**INSTRUCTION**
Could you copy the entries word for word, starting with the first entry and going on through the entry that contains "287, 533, 294]", including both of those entries?

**PROVIDED DATA**
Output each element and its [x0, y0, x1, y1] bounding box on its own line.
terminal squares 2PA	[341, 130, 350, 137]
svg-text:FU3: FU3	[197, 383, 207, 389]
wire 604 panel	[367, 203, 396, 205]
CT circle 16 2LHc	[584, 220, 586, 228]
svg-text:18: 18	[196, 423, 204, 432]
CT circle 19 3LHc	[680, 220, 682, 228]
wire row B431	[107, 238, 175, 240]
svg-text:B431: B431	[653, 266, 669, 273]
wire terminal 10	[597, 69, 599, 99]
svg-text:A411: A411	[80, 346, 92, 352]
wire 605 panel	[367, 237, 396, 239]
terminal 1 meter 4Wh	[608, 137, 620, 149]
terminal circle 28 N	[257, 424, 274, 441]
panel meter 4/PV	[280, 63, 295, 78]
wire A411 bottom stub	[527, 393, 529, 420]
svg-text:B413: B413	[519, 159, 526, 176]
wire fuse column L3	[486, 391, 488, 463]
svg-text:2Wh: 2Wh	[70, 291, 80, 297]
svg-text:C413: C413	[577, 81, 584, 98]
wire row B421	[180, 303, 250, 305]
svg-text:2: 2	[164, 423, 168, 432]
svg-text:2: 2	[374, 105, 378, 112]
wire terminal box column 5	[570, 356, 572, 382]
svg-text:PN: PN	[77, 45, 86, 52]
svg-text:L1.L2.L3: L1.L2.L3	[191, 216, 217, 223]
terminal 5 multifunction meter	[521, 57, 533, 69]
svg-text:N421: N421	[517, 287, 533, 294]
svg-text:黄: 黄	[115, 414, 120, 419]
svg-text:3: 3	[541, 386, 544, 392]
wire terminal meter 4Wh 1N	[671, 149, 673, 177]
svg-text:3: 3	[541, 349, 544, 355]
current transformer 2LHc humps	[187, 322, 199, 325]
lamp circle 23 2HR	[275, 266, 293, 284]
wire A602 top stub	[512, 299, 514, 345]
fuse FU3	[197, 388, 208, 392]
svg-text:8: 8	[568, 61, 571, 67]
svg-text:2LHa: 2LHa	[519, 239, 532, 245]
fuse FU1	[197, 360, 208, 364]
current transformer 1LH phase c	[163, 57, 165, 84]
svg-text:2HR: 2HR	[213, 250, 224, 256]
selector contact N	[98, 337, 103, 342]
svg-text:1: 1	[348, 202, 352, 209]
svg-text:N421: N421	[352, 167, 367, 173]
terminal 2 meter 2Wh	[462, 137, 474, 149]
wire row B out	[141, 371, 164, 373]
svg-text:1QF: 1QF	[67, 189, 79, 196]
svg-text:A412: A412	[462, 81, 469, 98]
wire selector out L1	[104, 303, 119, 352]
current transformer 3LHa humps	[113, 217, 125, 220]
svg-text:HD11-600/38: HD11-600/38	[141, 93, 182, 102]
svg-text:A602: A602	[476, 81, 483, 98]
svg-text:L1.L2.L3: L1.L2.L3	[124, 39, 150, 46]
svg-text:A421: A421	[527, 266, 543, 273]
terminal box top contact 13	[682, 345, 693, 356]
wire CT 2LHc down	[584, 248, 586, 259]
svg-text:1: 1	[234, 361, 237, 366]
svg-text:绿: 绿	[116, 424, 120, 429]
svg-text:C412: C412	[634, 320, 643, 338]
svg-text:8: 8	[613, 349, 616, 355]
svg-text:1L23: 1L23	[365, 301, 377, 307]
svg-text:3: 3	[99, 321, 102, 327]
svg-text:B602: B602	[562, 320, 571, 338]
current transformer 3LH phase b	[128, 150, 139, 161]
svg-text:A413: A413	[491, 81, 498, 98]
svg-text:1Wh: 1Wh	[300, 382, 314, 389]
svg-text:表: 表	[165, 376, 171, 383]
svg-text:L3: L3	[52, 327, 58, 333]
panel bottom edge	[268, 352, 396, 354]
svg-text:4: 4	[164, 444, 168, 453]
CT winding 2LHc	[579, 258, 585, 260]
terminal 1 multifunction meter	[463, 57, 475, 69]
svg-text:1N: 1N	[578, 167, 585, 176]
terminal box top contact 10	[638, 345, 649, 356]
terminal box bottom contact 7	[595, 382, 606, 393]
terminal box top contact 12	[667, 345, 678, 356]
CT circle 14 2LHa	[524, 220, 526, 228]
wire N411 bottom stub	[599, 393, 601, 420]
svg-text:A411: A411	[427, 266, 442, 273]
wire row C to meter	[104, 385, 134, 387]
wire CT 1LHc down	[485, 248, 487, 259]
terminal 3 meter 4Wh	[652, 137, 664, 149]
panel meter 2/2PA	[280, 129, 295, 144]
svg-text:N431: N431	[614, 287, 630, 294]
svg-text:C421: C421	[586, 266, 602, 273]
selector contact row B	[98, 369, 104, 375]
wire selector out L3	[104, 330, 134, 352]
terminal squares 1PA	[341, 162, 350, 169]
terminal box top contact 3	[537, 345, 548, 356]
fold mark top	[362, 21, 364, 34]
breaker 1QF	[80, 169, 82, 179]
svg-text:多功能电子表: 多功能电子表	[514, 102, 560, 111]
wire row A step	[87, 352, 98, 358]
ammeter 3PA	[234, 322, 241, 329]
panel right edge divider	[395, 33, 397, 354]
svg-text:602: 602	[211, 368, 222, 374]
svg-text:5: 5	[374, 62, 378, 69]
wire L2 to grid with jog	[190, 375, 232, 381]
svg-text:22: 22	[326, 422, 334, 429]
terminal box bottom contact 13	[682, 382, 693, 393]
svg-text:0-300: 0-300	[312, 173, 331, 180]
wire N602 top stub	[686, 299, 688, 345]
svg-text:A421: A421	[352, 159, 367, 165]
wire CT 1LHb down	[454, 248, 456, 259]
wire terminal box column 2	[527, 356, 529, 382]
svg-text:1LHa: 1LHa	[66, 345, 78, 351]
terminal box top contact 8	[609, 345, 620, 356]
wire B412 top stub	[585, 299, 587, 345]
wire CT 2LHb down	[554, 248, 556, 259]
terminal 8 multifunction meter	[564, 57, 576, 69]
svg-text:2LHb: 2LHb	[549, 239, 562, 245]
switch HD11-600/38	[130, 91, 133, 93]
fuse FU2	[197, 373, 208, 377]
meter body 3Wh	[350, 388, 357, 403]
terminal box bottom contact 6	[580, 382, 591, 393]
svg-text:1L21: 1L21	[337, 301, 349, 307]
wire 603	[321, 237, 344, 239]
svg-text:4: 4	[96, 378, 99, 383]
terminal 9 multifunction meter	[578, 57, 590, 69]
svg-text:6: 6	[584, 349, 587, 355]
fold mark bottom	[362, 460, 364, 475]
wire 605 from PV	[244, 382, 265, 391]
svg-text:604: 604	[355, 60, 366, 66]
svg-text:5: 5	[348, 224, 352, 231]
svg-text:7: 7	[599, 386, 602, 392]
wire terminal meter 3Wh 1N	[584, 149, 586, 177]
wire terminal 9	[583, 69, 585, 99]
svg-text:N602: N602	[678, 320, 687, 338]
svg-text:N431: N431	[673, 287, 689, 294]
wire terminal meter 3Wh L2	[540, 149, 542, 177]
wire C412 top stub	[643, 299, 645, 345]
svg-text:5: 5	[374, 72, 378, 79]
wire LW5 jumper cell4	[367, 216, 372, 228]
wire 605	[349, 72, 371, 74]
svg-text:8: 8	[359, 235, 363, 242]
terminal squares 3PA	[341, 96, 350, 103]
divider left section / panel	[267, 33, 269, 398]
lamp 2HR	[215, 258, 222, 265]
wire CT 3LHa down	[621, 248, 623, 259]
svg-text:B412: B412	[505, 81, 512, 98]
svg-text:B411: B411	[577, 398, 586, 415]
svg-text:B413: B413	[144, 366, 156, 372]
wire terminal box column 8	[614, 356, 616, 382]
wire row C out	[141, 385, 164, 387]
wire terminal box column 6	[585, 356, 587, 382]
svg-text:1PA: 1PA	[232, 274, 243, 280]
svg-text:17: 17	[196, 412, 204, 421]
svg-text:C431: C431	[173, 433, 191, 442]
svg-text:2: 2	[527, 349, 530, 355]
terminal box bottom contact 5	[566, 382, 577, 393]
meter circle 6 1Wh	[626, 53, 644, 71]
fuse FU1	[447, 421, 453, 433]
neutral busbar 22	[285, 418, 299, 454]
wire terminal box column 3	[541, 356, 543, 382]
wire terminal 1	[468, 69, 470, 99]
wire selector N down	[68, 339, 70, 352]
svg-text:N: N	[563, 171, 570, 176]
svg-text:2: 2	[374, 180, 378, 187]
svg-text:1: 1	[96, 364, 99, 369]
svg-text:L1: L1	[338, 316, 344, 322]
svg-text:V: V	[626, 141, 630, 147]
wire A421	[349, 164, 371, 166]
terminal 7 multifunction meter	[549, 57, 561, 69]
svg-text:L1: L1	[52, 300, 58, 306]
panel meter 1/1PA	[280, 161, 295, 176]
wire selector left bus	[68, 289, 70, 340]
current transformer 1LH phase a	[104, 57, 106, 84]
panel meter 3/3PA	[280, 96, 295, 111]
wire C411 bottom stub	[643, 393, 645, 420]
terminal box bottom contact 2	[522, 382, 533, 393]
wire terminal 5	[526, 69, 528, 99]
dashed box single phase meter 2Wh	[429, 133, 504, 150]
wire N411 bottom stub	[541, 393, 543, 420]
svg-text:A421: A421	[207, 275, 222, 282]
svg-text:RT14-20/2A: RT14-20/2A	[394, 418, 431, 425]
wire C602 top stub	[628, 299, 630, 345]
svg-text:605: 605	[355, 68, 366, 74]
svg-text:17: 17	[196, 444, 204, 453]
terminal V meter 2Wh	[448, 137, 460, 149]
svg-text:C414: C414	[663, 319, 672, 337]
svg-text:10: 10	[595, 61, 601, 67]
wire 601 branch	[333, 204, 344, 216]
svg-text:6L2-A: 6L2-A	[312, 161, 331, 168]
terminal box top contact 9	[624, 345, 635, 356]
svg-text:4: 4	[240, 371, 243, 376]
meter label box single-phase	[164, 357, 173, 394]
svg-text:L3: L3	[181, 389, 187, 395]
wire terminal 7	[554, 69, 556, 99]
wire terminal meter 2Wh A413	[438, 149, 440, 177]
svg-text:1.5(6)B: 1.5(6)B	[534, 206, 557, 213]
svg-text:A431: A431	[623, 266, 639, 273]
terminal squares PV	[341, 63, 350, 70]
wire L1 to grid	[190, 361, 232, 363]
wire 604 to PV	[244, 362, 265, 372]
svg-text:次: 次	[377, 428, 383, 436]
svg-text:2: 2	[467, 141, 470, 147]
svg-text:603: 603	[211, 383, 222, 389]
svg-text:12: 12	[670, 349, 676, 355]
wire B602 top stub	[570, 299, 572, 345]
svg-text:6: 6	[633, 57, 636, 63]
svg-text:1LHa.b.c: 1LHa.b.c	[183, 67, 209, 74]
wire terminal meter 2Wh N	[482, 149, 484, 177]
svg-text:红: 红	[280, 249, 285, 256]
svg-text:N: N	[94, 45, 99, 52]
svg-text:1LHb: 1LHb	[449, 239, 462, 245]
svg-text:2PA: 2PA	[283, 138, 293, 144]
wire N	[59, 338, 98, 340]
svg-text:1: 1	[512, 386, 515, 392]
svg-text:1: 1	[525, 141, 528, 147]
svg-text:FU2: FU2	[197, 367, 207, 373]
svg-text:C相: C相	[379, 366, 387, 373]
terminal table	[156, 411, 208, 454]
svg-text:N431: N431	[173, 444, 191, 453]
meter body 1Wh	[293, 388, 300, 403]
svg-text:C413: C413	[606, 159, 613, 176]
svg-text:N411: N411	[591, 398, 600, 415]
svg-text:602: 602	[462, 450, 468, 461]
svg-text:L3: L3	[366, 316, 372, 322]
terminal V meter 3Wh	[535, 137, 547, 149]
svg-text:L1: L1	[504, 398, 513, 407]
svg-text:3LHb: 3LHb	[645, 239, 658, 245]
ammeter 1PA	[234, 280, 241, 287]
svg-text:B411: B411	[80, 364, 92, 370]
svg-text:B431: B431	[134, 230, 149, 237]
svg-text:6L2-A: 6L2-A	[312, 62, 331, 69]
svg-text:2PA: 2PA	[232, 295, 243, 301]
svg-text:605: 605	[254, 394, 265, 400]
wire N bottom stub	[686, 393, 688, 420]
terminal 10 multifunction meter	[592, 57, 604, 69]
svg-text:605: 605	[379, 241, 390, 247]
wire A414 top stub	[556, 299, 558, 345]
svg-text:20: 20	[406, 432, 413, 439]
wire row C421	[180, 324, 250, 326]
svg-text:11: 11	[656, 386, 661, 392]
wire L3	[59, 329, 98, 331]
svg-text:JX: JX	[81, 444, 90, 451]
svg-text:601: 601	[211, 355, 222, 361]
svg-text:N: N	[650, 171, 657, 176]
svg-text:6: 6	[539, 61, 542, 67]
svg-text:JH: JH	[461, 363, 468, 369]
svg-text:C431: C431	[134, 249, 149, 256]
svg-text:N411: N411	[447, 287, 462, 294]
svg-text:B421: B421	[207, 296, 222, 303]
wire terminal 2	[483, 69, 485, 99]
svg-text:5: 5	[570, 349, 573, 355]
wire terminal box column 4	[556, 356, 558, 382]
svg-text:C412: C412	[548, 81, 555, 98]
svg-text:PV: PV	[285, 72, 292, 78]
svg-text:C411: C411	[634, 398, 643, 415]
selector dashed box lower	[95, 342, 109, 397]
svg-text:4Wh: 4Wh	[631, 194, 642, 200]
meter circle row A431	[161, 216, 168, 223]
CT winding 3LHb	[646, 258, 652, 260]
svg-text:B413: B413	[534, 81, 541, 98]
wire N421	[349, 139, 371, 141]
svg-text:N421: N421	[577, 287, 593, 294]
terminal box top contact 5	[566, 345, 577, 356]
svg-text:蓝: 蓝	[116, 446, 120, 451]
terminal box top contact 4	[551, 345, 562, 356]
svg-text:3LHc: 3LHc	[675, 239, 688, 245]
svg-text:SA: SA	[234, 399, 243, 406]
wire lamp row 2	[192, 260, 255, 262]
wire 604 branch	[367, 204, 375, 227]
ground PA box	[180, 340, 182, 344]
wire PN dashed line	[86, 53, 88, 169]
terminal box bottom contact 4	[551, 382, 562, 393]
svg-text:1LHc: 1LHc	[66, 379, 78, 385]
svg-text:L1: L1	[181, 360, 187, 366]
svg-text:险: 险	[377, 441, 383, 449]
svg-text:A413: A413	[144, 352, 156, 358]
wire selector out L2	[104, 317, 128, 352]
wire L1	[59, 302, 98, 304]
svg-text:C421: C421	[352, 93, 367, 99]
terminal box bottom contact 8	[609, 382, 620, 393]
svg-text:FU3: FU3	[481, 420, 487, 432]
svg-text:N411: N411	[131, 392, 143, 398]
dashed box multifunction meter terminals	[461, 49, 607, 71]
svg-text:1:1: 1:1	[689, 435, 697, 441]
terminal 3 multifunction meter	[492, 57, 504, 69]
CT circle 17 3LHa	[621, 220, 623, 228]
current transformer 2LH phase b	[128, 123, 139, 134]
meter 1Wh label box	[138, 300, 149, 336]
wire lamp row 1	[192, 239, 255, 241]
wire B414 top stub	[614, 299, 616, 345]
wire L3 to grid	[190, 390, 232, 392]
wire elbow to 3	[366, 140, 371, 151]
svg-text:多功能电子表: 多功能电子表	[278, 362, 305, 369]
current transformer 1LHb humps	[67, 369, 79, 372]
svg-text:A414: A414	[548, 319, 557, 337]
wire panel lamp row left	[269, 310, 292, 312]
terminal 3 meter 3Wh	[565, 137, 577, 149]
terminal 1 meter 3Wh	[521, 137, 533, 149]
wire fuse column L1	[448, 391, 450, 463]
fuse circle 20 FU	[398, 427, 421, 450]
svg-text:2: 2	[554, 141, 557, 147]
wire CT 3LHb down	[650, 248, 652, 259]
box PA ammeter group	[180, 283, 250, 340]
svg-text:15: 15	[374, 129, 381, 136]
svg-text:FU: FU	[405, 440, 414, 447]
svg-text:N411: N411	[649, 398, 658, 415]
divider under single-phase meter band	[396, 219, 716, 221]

**TASK ANSWER**
Output each element and its [x0, y0, x1, y1] bounding box on its own line.
terminal squares 2PA	[341, 130, 350, 137]
svg-text:FU3: FU3	[197, 383, 207, 389]
wire 604 panel	[367, 203, 396, 205]
CT circle 16 2LHc	[584, 220, 586, 228]
svg-text:18: 18	[196, 423, 204, 432]
CT circle 19 3LHc	[680, 220, 682, 228]
wire row B431	[107, 238, 175, 240]
svg-text:B431: B431	[653, 266, 669, 273]
wire terminal 10	[597, 69, 599, 99]
svg-text:A411: A411	[80, 346, 92, 352]
wire 605 panel	[367, 237, 396, 239]
terminal 1 meter 4Wh	[608, 137, 620, 149]
terminal circle 28 N	[257, 424, 274, 441]
panel meter 4/PV	[280, 63, 295, 78]
wire A411 bottom stub	[527, 393, 529, 420]
svg-text:B413: B413	[519, 159, 526, 176]
wire fuse column L3	[486, 391, 488, 463]
svg-text:2Wh: 2Wh	[70, 291, 80, 297]
svg-text:C413: C413	[577, 81, 584, 98]
wire row B421	[180, 303, 250, 305]
svg-text:2: 2	[164, 423, 168, 432]
svg-text:2: 2	[374, 105, 378, 112]
wire terminal box column 5	[570, 356, 572, 382]
svg-text:PN: PN	[77, 45, 86, 52]
svg-text:L1.L2.L3: L1.L2.L3	[191, 216, 217, 223]
terminal 5 multifunction meter	[521, 57, 533, 69]
svg-text:N421: N421	[517, 287, 533, 294]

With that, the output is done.